What is being asked: Reproduce the data below verbatim, line for line, omitting the pictures.

Records supplied:

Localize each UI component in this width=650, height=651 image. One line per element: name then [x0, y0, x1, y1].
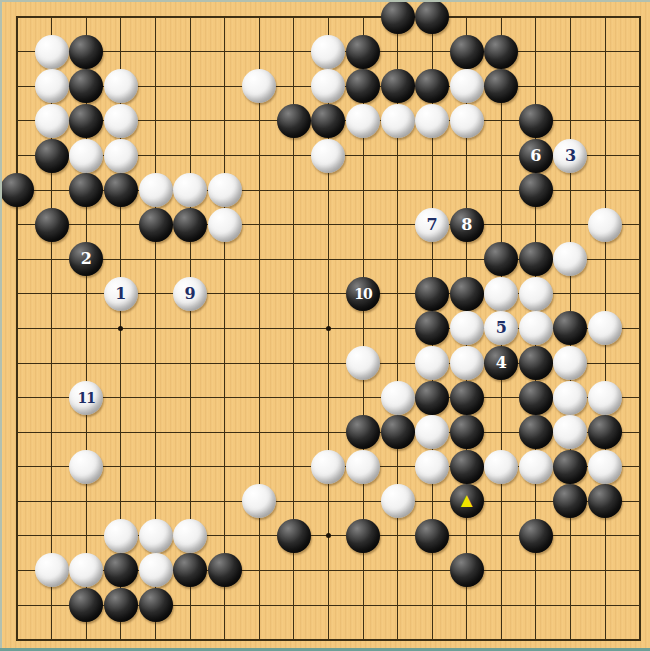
stone-black	[346, 519, 380, 553]
go-app-window: 6378219105411▲	[0, 0, 650, 651]
stone-white	[519, 311, 553, 345]
stone-white	[553, 346, 587, 380]
stone-white	[346, 450, 380, 484]
stone-white	[553, 242, 587, 276]
stone-white	[173, 173, 207, 207]
stone-black: 10	[346, 277, 380, 311]
stone-white	[588, 208, 622, 242]
stone-black	[450, 277, 484, 311]
stone-white	[519, 450, 553, 484]
stone-white	[104, 104, 138, 138]
stone-white	[484, 450, 518, 484]
star-point	[326, 326, 331, 331]
stone-white	[69, 450, 103, 484]
stone-black	[381, 0, 415, 34]
stone-white	[484, 277, 518, 311]
stone-black	[311, 104, 345, 138]
stone-white	[311, 69, 345, 103]
stone-black	[519, 381, 553, 415]
stone-black	[588, 415, 622, 449]
stone-black	[450, 450, 484, 484]
stone-white	[346, 346, 380, 380]
stone-black	[415, 0, 449, 34]
stone-white	[415, 450, 449, 484]
stone-white	[553, 381, 587, 415]
stone-white	[415, 104, 449, 138]
stone-white	[381, 484, 415, 518]
stone-black: 8	[450, 208, 484, 242]
stone-black	[173, 553, 207, 587]
move-number-label: 11	[78, 391, 95, 405]
star-point	[118, 326, 123, 331]
stone-black	[346, 35, 380, 69]
stone-white	[588, 450, 622, 484]
stone-white	[311, 450, 345, 484]
stone-white	[381, 381, 415, 415]
stone-black: 2	[69, 242, 103, 276]
stone-white	[381, 104, 415, 138]
stone-black	[104, 553, 138, 587]
stone-black	[208, 553, 242, 587]
stone-black	[415, 519, 449, 553]
stone-white: 1	[104, 277, 138, 311]
stone-black	[553, 484, 587, 518]
move-number-label: 2	[81, 251, 92, 267]
stone-white	[69, 139, 103, 173]
grid-line-vertical	[639, 16, 641, 640]
go-board[interactable]: 6378219105411▲	[0, 0, 650, 651]
stone-white	[588, 381, 622, 415]
stone-white	[208, 173, 242, 207]
stone-white	[450, 311, 484, 345]
stone-black	[519, 519, 553, 553]
stone-white	[242, 484, 276, 518]
stone-white	[450, 69, 484, 103]
stone-white	[104, 139, 138, 173]
stone-black	[519, 104, 553, 138]
stone-white	[35, 35, 69, 69]
stone-black	[346, 415, 380, 449]
stone-black	[415, 381, 449, 415]
stone-white	[173, 519, 207, 553]
stone-black: 6	[519, 139, 553, 173]
stone-black	[519, 242, 553, 276]
stone-black	[484, 35, 518, 69]
stone-white	[139, 519, 173, 553]
stone-black	[415, 277, 449, 311]
stone-white	[104, 69, 138, 103]
stone-black	[484, 242, 518, 276]
stone-black	[519, 346, 553, 380]
move-number-label: 1	[115, 286, 126, 302]
stone-white	[415, 346, 449, 380]
move-number-label: 4	[496, 355, 507, 371]
stone-white	[69, 553, 103, 587]
stone-white: 7	[415, 208, 449, 242]
stone-white	[242, 69, 276, 103]
stone-white: 9	[173, 277, 207, 311]
stone-black	[104, 588, 138, 622]
move-number-label: 7	[427, 217, 438, 233]
stone-white	[346, 104, 380, 138]
stone-white	[208, 208, 242, 242]
stone-black	[381, 415, 415, 449]
stone-black	[69, 35, 103, 69]
stone-white	[588, 311, 622, 345]
stone-white: 5	[484, 311, 518, 345]
stone-black	[519, 173, 553, 207]
stone-white: 3	[553, 139, 587, 173]
stone-white	[311, 35, 345, 69]
stone-black: 4	[484, 346, 518, 380]
stone-black	[415, 311, 449, 345]
stone-black	[69, 104, 103, 138]
stone-white	[450, 346, 484, 380]
stone-black	[69, 588, 103, 622]
stone-white	[139, 173, 173, 207]
stone-white	[519, 277, 553, 311]
window-edge-top	[0, 0, 650, 2]
stone-black	[450, 553, 484, 587]
window-edge-left	[0, 0, 2, 651]
stone-black	[450, 415, 484, 449]
move-number-label: 5	[496, 320, 507, 336]
stone-black	[35, 139, 69, 173]
move-number-label: 3	[565, 148, 576, 164]
stone-black	[450, 35, 484, 69]
stone-white	[35, 69, 69, 103]
move-number-label: 8	[461, 217, 472, 233]
stone-black	[277, 519, 311, 553]
stone-black	[69, 69, 103, 103]
stone-black	[0, 173, 34, 207]
stone-black	[519, 415, 553, 449]
stone-white	[311, 139, 345, 173]
grid-line-horizontal	[16, 501, 640, 502]
stone-black	[69, 173, 103, 207]
grid-line-horizontal	[16, 639, 640, 641]
stone-black	[415, 69, 449, 103]
stone-white	[450, 104, 484, 138]
stone-black	[139, 588, 173, 622]
stone-white	[35, 104, 69, 138]
stone-white	[553, 415, 587, 449]
stone-black	[588, 484, 622, 518]
stone-black	[277, 104, 311, 138]
stone-black	[381, 69, 415, 103]
stone-black	[450, 381, 484, 415]
stone-black	[553, 311, 587, 345]
stone-black	[553, 450, 587, 484]
stone-white	[35, 553, 69, 587]
move-number-label: 10	[354, 287, 371, 301]
stone-white	[415, 415, 449, 449]
stone-black	[35, 208, 69, 242]
move-number-label: 9	[185, 286, 196, 302]
move-number-label: 6	[530, 148, 541, 164]
stone-black	[484, 69, 518, 103]
stone-black: ▲	[450, 484, 484, 518]
stone-black	[173, 208, 207, 242]
stone-white: 11	[69, 381, 103, 415]
stone-white	[139, 553, 173, 587]
stone-white	[104, 519, 138, 553]
stone-black	[139, 208, 173, 242]
star-point	[326, 533, 331, 538]
stone-black	[346, 69, 380, 103]
stone-black	[104, 173, 138, 207]
last-move-triangle-marker: ▲	[457, 490, 477, 510]
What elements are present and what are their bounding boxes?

Solution to the problem:
Localize each UI component in this width=650, height=651 image. One line per element: name then [x0, y0, x1, y1].
stone-black	[346, 519, 380, 553]
go-app-window: 6378219105411▲	[0, 0, 650, 651]
stone-white	[519, 311, 553, 345]
stone-white	[553, 346, 587, 380]
stone-white	[346, 450, 380, 484]
stone-white	[553, 242, 587, 276]
stone-white	[173, 173, 207, 207]
stone-black: 10	[346, 277, 380, 311]
stone-white	[588, 208, 622, 242]
stone-black	[450, 277, 484, 311]
stone-white	[519, 450, 553, 484]
stone-white	[104, 104, 138, 138]
stone-white	[484, 450, 518, 484]
star-point	[326, 326, 331, 331]
stone-white	[69, 450, 103, 484]
stone-black	[381, 0, 415, 34]
stone-white	[484, 277, 518, 311]
stone-black	[311, 104, 345, 138]
stone-white	[311, 69, 345, 103]
stone-black	[519, 381, 553, 415]
stone-black	[588, 415, 622, 449]
stone-black	[450, 450, 484, 484]
stone-white	[346, 346, 380, 380]
stone-black	[415, 0, 449, 34]
stone-white	[415, 450, 449, 484]
stone-white	[553, 381, 587, 415]
stone-white	[415, 104, 449, 138]
stone-white	[381, 484, 415, 518]
stone-black: 8	[450, 208, 484, 242]
stone-black	[173, 553, 207, 587]
move-number-label: 11	[78, 391, 95, 405]
star-point	[118, 326, 123, 331]
stone-black	[346, 35, 380, 69]
stone-white	[588, 450, 622, 484]
stone-white	[311, 450, 345, 484]
stone-white	[381, 381, 415, 415]
stone-black: 2	[69, 242, 103, 276]
stone-white	[381, 104, 415, 138]
stone-black	[104, 553, 138, 587]
stone-black	[208, 553, 242, 587]
stone-black	[415, 519, 449, 553]
stone-white: 1	[104, 277, 138, 311]
stone-black	[553, 484, 587, 518]
move-number-label: 2	[81, 251, 92, 267]
stone-white	[69, 139, 103, 173]
grid-line-vertical	[639, 16, 641, 640]
go-board[interactable]: 6378219105411▲	[0, 0, 650, 651]
stone-white	[588, 381, 622, 415]
stone-white	[208, 173, 242, 207]
stone-white	[450, 311, 484, 345]
stone-black	[519, 519, 553, 553]
stone-white	[242, 484, 276, 518]
stone-white	[450, 69, 484, 103]
stone-white	[104, 139, 138, 173]
stone-black	[519, 104, 553, 138]
stone-white	[35, 35, 69, 69]
stone-black	[346, 415, 380, 449]
stone-black	[415, 381, 449, 415]
stone-white	[173, 519, 207, 553]
stone-black: 6	[519, 139, 553, 173]
stone-black	[519, 242, 553, 276]
stone-black	[484, 35, 518, 69]
stone-white	[139, 519, 173, 553]
stone-black	[415, 277, 449, 311]
stone-white	[104, 69, 138, 103]
stone-black	[484, 242, 518, 276]
stone-black	[519, 346, 553, 380]
move-number-label: 1	[115, 286, 126, 302]
stone-white	[415, 346, 449, 380]
move-number-label: 4	[496, 355, 507, 371]
stone-white	[69, 553, 103, 587]
stone-white: 7	[415, 208, 449, 242]
stone-white	[242, 69, 276, 103]
stone-white: 9	[173, 277, 207, 311]
stone-black	[104, 588, 138, 622]
move-number-label: 7	[427, 217, 438, 233]
stone-white	[346, 104, 380, 138]
stone-white	[208, 208, 242, 242]
stone-black	[381, 415, 415, 449]
stone-black	[69, 35, 103, 69]
stone-white	[588, 311, 622, 345]
stone-white: 5	[484, 311, 518, 345]
stone-black	[519, 173, 553, 207]
stone-white: 3	[553, 139, 587, 173]
stone-white	[311, 35, 345, 69]
stone-black: 4	[484, 346, 518, 380]
stone-black	[415, 311, 449, 345]
stone-black	[69, 104, 103, 138]
stone-white	[450, 346, 484, 380]
stone-black	[69, 588, 103, 622]
stone-white	[139, 173, 173, 207]
stone-white	[519, 277, 553, 311]
window-edge-top	[0, 0, 650, 2]
stone-black	[450, 553, 484, 587]
window-edge-left	[0, 0, 2, 651]
stone-black	[450, 415, 484, 449]
move-number-label: 5	[496, 320, 507, 336]
stone-black	[35, 139, 69, 173]
move-number-label: 3	[565, 148, 576, 164]
stone-black	[450, 35, 484, 69]
stone-white	[35, 69, 69, 103]
move-number-label: 8	[461, 217, 472, 233]
stone-black	[277, 519, 311, 553]
stone-black	[69, 69, 103, 103]
stone-black	[0, 173, 34, 207]
stone-black	[519, 415, 553, 449]
stone-white	[311, 139, 345, 173]
grid-line-horizontal	[16, 501, 640, 502]
stone-black	[69, 173, 103, 207]
grid-line-horizontal	[16, 639, 640, 641]
stone-black	[415, 69, 449, 103]
stone-white	[450, 104, 484, 138]
stone-black	[139, 588, 173, 622]
stone-white	[35, 104, 69, 138]
stone-white	[553, 415, 587, 449]
stone-black	[588, 484, 622, 518]
stone-black	[277, 104, 311, 138]
stone-black	[381, 69, 415, 103]
stone-black	[450, 381, 484, 415]
stone-black	[553, 311, 587, 345]
stone-black	[553, 450, 587, 484]
stone-white	[35, 553, 69, 587]
move-number-label: 10	[354, 287, 371, 301]
stone-white	[415, 415, 449, 449]
stone-black	[35, 208, 69, 242]
move-number-label: 9	[185, 286, 196, 302]
move-number-label: 6	[530, 148, 541, 164]
stone-black	[484, 69, 518, 103]
stone-black: ▲	[450, 484, 484, 518]
stone-black	[173, 208, 207, 242]
stone-white: 11	[69, 381, 103, 415]
stone-white	[139, 553, 173, 587]
stone-white	[104, 519, 138, 553]
stone-black	[139, 208, 173, 242]
star-point	[326, 533, 331, 538]
stone-black	[346, 69, 380, 103]
stone-black	[104, 173, 138, 207]
last-move-triangle-marker: ▲	[457, 490, 477, 510]
What elements are present and what are their bounding boxes?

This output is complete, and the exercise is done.